Report how many lines contain the word "giác"; answer with the number only.
· · · · ·
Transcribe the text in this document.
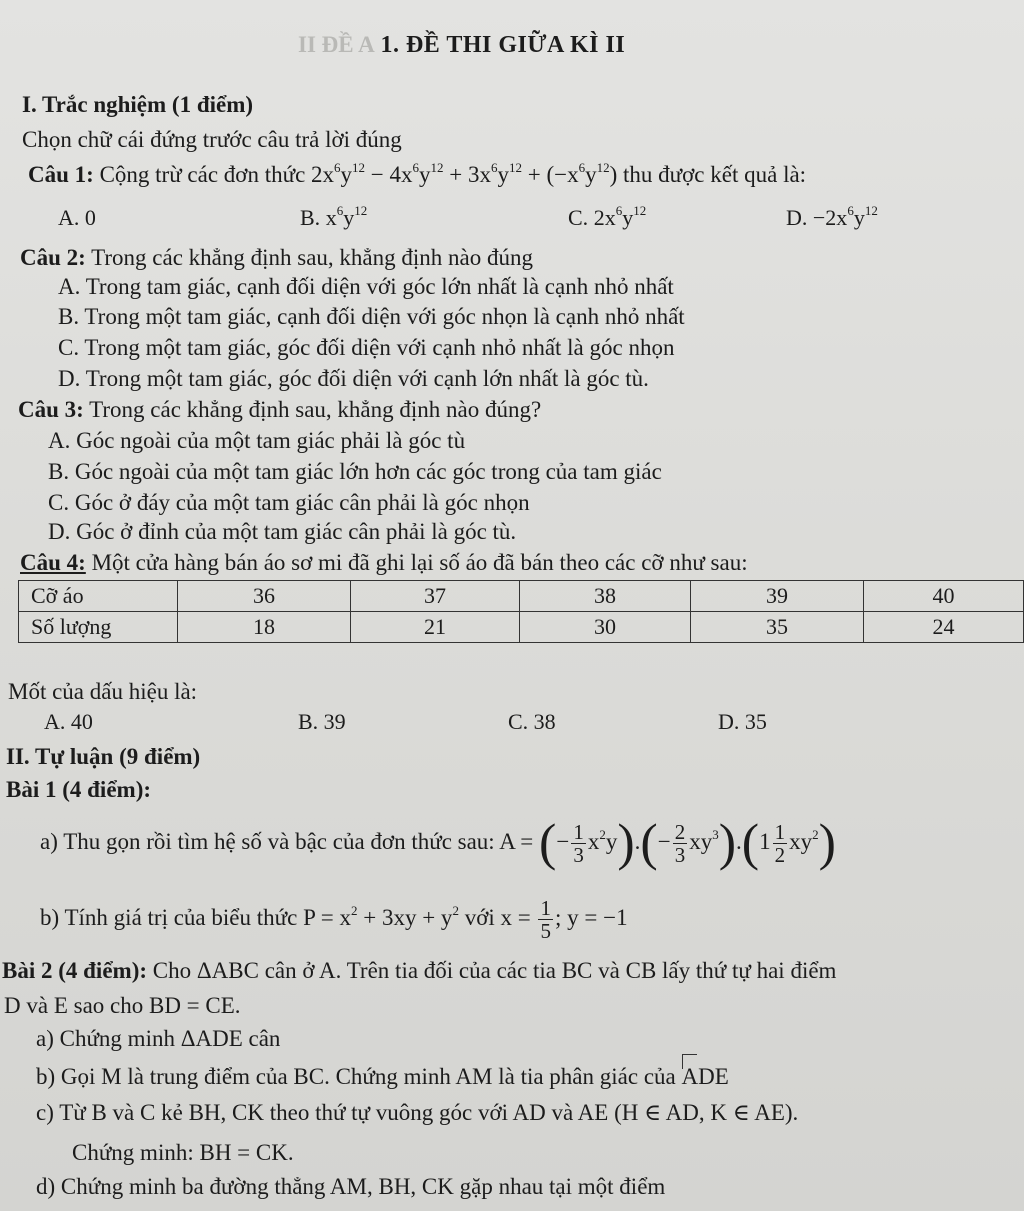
II ĐỀ A 1. ĐỀ THI GIỮA KÌ II
I. Trắc nghiệm (1 điểm)
Chọn chữ cái đứng trước câu trả lời đúng
Câu 1: Cộng trừ các đơn thức $2x^6y^{12} - 4x^6y^{12} + 3x^6y^{12} + (-x^6y^{12})$ thu được kết quả là:
A. 0	B. $x^6y^{12}$	C. $2x^6y^{12}$	D. $-2x^6y^{12}$
Câu 2: Trong các khẳng định sau, khẳng định nào đúng
A. Trong tam giác, cạnh đối diện với góc lớn nhất là cạnh nhỏ nhất
B. Trong một tam giác, cạnh đối diện với góc nhọn là cạnh nhỏ nhất
C. Trong một tam giác, góc đối diện với cạnh nhỏ nhất là góc nhọn
D. Trong một tam giác, góc đối diện với cạnh lớn nhất là góc tù.
Câu 3: Trong các khẳng định sau, khẳng định nào đúng?
A. Góc ngoài của một tam giác phải là góc tù
B. Góc ngoài của một tam giác lớn hơn các góc trong của tam giác
C. Góc ở đáy của một tam giác cân phải là góc nhọn
D. Góc ở đỉnh của một tam giác cân phải là góc tù.
Câu 4: Một cửa hàng bán áo sơ mi đã ghi lại số áo đã bán theo các cỡ như sau:
Cỡ áo	36	37	38	39	40
Số lượng	18	21	30	35	24
Mốt của dấu hiệu là:
A. 40	B. 39	C. 38	D. 35
II. Tự luận (9 điểm)
Bài 1 (4 điểm):
a) Thu gọn rồi tìm hệ số và bậc của đơn thức sau: A = (− $\frac{1}{3} x^2y).(- \frac{2}{3} xy^3).(1 \frac{1}{2} xy^2)$
b) Tính giá trị của biểu thức $P = x^2 + 3xy + y^2$ với $x = \frac{1}{5}$ ; y = −1
Bài 2 (4 điểm): Cho ΔABC cân ở A. Trên tia đối của các tia BC và CB lấy thứ tự hai điểm
D và E sao cho BD = CE.
a) Chứng minh ΔADE cân
b) Gọi M là trung điểm của BC. Chứng minh AM là tia phân giác của ADE
c) Từ B và C kẻ BH, CK theo thứ tự vuông góc với AD và AE (H ∈ AD, K ∈ AE).
Chứng minh: BH = CK.
d) Chứng minh ba đường thẳng AM, BH, CK gặp nhau tại một điểm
· · · · ·
## FINISHED ANSWER
9